TASK STATEMENT → Copy out every line of the data exactly.

>> Start DATASET ENTRIES

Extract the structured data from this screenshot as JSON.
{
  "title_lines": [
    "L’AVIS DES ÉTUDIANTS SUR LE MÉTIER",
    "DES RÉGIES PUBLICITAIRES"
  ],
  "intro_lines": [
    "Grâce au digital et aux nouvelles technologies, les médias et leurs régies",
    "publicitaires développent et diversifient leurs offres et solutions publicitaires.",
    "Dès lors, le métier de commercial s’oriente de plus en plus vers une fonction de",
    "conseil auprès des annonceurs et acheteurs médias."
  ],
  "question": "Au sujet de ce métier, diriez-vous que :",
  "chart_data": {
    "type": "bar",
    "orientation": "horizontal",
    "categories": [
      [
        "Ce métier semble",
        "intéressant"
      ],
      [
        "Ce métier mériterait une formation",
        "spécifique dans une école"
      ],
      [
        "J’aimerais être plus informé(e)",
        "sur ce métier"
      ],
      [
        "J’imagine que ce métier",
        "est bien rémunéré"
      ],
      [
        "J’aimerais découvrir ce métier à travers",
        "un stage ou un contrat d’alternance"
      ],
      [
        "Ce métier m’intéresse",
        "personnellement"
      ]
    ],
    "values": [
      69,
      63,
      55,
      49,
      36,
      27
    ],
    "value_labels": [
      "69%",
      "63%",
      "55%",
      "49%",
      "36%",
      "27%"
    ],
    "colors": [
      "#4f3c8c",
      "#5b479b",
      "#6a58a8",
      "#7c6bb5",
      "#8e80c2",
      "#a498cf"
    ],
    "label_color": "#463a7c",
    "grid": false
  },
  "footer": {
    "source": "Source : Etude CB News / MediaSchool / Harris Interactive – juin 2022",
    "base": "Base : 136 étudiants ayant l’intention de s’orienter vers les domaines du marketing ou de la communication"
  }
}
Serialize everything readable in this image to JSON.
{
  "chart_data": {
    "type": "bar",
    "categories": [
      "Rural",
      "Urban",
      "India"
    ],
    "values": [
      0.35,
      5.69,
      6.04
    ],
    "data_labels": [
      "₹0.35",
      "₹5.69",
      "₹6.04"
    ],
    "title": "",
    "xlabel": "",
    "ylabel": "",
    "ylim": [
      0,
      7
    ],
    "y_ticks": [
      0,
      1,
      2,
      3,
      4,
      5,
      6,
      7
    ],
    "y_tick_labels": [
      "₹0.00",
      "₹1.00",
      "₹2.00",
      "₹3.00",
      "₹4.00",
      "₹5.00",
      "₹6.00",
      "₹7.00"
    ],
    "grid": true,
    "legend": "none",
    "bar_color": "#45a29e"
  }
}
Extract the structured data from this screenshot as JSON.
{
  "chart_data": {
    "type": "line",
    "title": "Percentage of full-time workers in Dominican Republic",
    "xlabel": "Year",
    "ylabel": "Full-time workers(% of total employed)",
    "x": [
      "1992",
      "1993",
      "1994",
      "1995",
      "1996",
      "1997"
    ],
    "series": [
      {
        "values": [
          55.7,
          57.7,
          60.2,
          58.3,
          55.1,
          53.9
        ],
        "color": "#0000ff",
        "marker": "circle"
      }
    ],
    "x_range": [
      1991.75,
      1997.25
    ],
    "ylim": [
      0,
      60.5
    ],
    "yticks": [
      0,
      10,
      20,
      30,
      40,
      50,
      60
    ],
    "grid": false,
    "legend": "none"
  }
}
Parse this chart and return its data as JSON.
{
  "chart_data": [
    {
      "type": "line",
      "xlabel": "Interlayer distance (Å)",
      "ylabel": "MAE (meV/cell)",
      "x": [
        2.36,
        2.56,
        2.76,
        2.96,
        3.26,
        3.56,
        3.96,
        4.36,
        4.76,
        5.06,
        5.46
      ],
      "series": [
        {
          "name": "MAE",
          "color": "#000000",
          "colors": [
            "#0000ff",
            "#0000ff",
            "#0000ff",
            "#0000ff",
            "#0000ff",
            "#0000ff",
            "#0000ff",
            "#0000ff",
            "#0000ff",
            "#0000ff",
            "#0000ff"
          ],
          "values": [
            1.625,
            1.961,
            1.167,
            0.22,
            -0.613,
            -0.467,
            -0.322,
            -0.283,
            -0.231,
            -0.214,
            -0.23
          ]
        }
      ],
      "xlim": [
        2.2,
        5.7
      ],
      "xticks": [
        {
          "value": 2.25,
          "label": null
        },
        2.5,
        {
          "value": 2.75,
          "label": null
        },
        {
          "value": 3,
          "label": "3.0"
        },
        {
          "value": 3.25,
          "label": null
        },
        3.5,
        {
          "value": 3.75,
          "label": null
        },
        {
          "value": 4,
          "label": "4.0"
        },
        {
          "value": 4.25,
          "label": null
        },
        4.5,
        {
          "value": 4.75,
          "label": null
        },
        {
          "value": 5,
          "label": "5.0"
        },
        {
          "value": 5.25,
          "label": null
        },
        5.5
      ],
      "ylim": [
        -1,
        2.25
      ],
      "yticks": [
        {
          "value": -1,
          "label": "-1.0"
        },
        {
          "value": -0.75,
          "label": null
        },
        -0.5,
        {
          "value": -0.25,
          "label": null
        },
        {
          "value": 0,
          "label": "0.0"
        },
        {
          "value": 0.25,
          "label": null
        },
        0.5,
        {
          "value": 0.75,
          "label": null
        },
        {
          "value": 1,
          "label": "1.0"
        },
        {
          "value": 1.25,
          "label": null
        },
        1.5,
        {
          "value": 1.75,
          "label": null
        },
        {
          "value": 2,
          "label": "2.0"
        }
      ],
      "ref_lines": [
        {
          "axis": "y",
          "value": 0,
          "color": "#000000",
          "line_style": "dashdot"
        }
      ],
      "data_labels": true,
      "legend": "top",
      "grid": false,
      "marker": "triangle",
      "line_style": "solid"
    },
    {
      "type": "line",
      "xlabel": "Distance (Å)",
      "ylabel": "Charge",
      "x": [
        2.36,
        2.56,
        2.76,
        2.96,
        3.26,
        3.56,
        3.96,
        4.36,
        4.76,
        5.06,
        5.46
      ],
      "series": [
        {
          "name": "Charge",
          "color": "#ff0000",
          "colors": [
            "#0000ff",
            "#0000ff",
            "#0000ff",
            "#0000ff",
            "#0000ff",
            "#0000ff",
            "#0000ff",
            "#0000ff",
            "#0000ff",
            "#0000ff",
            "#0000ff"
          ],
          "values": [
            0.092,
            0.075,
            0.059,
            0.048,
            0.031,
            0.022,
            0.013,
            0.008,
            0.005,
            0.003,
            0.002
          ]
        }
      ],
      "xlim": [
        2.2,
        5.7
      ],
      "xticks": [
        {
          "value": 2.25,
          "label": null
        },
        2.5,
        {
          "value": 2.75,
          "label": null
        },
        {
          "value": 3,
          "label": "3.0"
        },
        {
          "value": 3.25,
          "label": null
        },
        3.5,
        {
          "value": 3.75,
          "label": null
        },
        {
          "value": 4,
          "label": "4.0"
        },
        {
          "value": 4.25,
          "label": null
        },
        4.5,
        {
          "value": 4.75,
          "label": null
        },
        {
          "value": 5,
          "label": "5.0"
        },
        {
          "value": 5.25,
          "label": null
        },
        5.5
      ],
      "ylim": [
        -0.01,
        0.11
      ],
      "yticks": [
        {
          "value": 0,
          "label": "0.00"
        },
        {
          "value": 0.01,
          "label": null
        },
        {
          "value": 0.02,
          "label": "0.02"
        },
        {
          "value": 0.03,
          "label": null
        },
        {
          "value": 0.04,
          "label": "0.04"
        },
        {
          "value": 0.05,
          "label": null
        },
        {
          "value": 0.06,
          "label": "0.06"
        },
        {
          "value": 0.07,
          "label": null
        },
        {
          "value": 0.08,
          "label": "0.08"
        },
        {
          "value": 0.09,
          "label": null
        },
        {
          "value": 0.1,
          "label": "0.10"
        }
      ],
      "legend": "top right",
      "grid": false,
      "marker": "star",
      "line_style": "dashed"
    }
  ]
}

>> End DATASET ENTRIES

ANSWER TO THIS PROBLEM →
Extract the structured data from this screenshot as JSON.
{
  "title_lines": [
    "L’AVIS DES ÉTUDIANTS SUR LE MÉTIER",
    "DES RÉGIES PUBLICITAIRES"
  ],
  "intro_lines": [
    "Grâce au digital et aux nouvelles technologies, les médias et leurs régies",
    "publicitaires développent et diversifient leurs offres et solutions publicitaires.",
    "Dès lors, le métier de commercial s’oriente de plus en plus vers une fonction de",
    "conseil auprès des annonceurs et acheteurs médias."
  ],
  "question": "Au sujet de ce métier, diriez-vous que :",
  "chart_data": {
    "type": "bar",
    "orientation": "horizontal",
    "categories": [
      [
        "Ce métier semble",
        "intéressant"
      ],
      [
        "Ce métier mériterait une formation",
        "spécifique dans une école"
      ],
      [
        "J’aimerais être plus informé(e)",
        "sur ce métier"
      ],
      [
        "J’imagine que ce métier",
        "est bien rémunéré"
      ],
      [
        "J’aimerais découvrir ce métier à travers",
        "un stage ou un contrat d’alternance"
      ],
      [
        "Ce métier m’intéresse",
        "personnellement"
      ]
    ],
    "values": [
      69,
      63,
      55,
      49,
      36,
      27
    ],
    "value_labels": [
      "69%",
      "63%",
      "55%",
      "49%",
      "36%",
      "27%"
    ],
    "colors": [
      "#4f3c8c",
      "#5b479b",
      "#6a58a8",
      "#7c6bb5",
      "#8e80c2",
      "#a498cf"
    ],
    "label_color": "#463a7c",
    "grid": false
  },
  "footer": {
    "source": "Source : Etude CB News / MediaSchool / Harris Interactive – juin 2022",
    "base": "Base : 136 étudiants ayant l’intention de s’orienter vers les domaines du marketing ou de la communication"
  }
}
Serialize everything readable in this image to JSON.
{
  "chart_data": {
    "type": "bar",
    "categories": [
      "Rural",
      "Urban",
      "India"
    ],
    "values": [
      0.35,
      5.69,
      6.04
    ],
    "data_labels": [
      "₹0.35",
      "₹5.69",
      "₹6.04"
    ],
    "title": "",
    "xlabel": "",
    "ylabel": "",
    "ylim": [
      0,
      7
    ],
    "y_ticks": [
      0,
      1,
      2,
      3,
      4,
      5,
      6,
      7
    ],
    "y_tick_labels": [
      "₹0.00",
      "₹1.00",
      "₹2.00",
      "₹3.00",
      "₹4.00",
      "₹5.00",
      "₹6.00",
      "₹7.00"
    ],
    "grid": true,
    "legend": "none",
    "bar_color": "#45a29e"
  }
}
Extract the structured data from this screenshot as JSON.
{
  "chart_data": {
    "type": "line",
    "title": "Percentage of full-time workers in Dominican Republic",
    "xlabel": "Year",
    "ylabel": "Full-time workers(% of total employed)",
    "x": [
      "1992",
      "1993",
      "1994",
      "1995",
      "1996",
      "1997"
    ],
    "series": [
      {
        "values": [
          55.7,
          57.7,
          60.2,
          58.3,
          55.1,
          53.9
        ],
        "color": "#0000ff",
        "marker": "circle"
      }
    ],
    "x_range": [
      1991.75,
      1997.25
    ],
    "ylim": [
      0,
      60.5
    ],
    "yticks": [
      0,
      10,
      20,
      30,
      40,
      50,
      60
    ],
    "grid": false,
    "legend": "none"
  }
}
Parse this chart and return its data as JSON.
{
  "chart_data": [
    {
      "type": "line",
      "xlabel": "Interlayer distance (Å)",
      "ylabel": "MAE (meV/cell)",
      "x": [
        2.36,
        2.56,
        2.76,
        2.96,
        3.26,
        3.56,
        3.96,
        4.36,
        4.76,
        5.06,
        5.46
      ],
      "series": [
        {
          "name": "MAE",
          "color": "#000000",
          "colors": [
            "#0000ff",
            "#0000ff",
            "#0000ff",
            "#0000ff",
            "#0000ff",
            "#0000ff",
            "#0000ff",
            "#0000ff",
            "#0000ff",
            "#0000ff",
            "#0000ff"
          ],
          "values": [
            1.625,
            1.961,
            1.167,
            0.22,
            -0.613,
            -0.467,
            -0.322,
            -0.283,
            -0.231,
            -0.214,
            -0.23
          ]
        }
      ],
      "xlim": [
        2.2,
        5.7
      ],
      "xticks": [
        {
          "value": 2.25,
          "label": null
        },
        2.5,
        {
          "value": 2.75,
          "label": null
        },
        {
          "value": 3,
          "label": "3.0"
        },
        {
          "value": 3.25,
          "label": null
        },
        3.5,
        {
          "value": 3.75,
          "label": null
        },
        {
          "value": 4,
          "label": "4.0"
        },
        {
          "value": 4.25,
          "label": null
        },
        4.5,
        {
          "value": 4.75,
          "label": null
        },
        {
          "value": 5,
          "label": "5.0"
        },
        {
          "value": 5.25,
          "label": null
        },
        5.5
      ],
      "ylim": [
        -1,
        2.25
      ],
      "yticks": [
        {
          "value": -1,
          "label": "-1.0"
        },
        {
          "value": -0.75,
          "label": null
        },
        -0.5,
        {
          "value": -0.25,
          "label": null
        },
        {
          "value": 0,
          "label": "0.0"
        },
        {
          "value": 0.25,
          "label": null
        },
        0.5,
        {
          "value": 0.75,
          "label": null
        },
        {
          "value": 1,
          "label": "1.0"
        },
        {
          "value": 1.25,
          "label": null
        },
        1.5,
        {
          "value": 1.75,
          "label": null
        },
        {
          "value": 2,
          "label": "2.0"
        }
      ],
      "ref_lines": [
        {
          "axis": "y",
          "value": 0,
          "color": "#000000",
          "line_style": "dashdot"
        }
      ],
      "data_labels": true,
      "legend": "top",
      "grid": false,
      "marker": "triangle",
      "line_style": "solid"
    },
    {
      "type": "line",
      "xlabel": "Distance (Å)",
      "ylabel": "Charge",
      "x": [
        2.36,
        2.56,
        2.76,
        2.96,
        3.26,
        3.56,
        3.96,
        4.36,
        4.76,
        5.06,
        5.46
      ],
      "series": [
        {
          "name": "Charge",
          "color": "#ff0000",
          "colors": [
            "#0000ff",
            "#0000ff",
            "#0000ff",
            "#0000ff",
            "#0000ff",
            "#0000ff",
            "#0000ff",
            "#0000ff",
            "#0000ff",
            "#0000ff",
            "#0000ff"
          ],
          "values": [
            0.092,
            0.075,
            0.059,
            0.048,
            0.031,
            0.022,
            0.013,
            0.008,
            0.005,
            0.003,
            0.002
          ]
        }
      ],
      "xlim": [
        2.2,
        5.7
      ],
      "xticks": [
        {
          "value": 2.25,
          "label": null
        },
        2.5,
        {
          "value": 2.75,
          "label": null
        },
        {
          "value": 3,
          "label": "3.0"
        },
        {
          "value": 3.25,
          "label": null
        },
        3.5,
        {
          "value": 3.75,
          "label": null
        },
        {
          "value": 4,
          "label": "4.0"
        },
        {
          "value": 4.25,
          "label": null
        },
        4.5,
        {
          "value": 4.75,
          "label": null
        },
        {
          "value": 5,
          "label": "5.0"
        },
        {
          "value": 5.25,
          "label": null
        },
        5.5
      ],
      "ylim": [
        -0.01,
        0.11
      ],
      "yticks": [
        {
          "value": 0,
          "label": "0.00"
        },
        {
          "value": 0.01,
          "label": null
        },
        {
          "value": 0.02,
          "label": "0.02"
        },
        {
          "value": 0.03,
          "label": null
        },
        {
          "value": 0.04,
          "label": "0.04"
        },
        {
          "value": 0.05,
          "label": null
        },
        {
          "value": 0.06,
          "label": "0.06"
        },
        {
          "value": 0.07,
          "label": null
        },
        {
          "value": 0.08,
          "label": "0.08"
        },
        {
          "value": 0.09,
          "label": null
        },
        {
          "value": 0.1,
          "label": "0.10"
        }
      ],
      "legend": "top right",
      "grid": false,
      "marker": "star",
      "line_style": "dashed"
    }
  ]
}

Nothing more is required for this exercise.